PROBLEM DETAILS —
Repeat the entries below line for line, from the very first line up to and including the line that contains "language-label: Français: [376, 497, 442, 513]".

DATA SUPPLIED —
>> BEGIN

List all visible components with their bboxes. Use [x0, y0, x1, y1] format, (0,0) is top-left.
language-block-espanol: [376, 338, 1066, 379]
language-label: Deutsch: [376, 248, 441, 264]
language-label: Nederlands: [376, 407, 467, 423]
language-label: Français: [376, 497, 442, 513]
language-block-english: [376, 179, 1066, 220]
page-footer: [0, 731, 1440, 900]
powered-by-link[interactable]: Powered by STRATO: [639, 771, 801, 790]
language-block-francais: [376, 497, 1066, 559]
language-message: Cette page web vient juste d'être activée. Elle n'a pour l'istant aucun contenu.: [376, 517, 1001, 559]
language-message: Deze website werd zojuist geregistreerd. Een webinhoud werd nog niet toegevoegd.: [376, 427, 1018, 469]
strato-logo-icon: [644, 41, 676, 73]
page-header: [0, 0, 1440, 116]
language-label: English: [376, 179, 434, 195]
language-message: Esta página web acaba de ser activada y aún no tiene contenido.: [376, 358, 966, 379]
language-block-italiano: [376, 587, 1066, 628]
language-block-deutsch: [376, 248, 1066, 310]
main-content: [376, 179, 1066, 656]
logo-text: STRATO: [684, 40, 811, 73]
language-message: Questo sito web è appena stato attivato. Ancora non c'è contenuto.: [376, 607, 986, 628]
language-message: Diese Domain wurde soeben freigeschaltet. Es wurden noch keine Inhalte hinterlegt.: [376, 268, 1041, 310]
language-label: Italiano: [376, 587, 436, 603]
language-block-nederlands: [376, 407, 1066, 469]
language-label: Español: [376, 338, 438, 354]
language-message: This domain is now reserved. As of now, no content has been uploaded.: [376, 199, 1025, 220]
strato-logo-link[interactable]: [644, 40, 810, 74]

>> END

CORRECT RESPONSE —
List all visible components with their bboxes. Use [x0, y0, x1, y1] format, (0,0) is top-left.
language-block-espanol: [376, 338, 1066, 379]
language-label: Deutsch: [376, 248, 441, 264]
language-label: Nederlands: [376, 407, 467, 423]
language-label: Français: [376, 497, 442, 513]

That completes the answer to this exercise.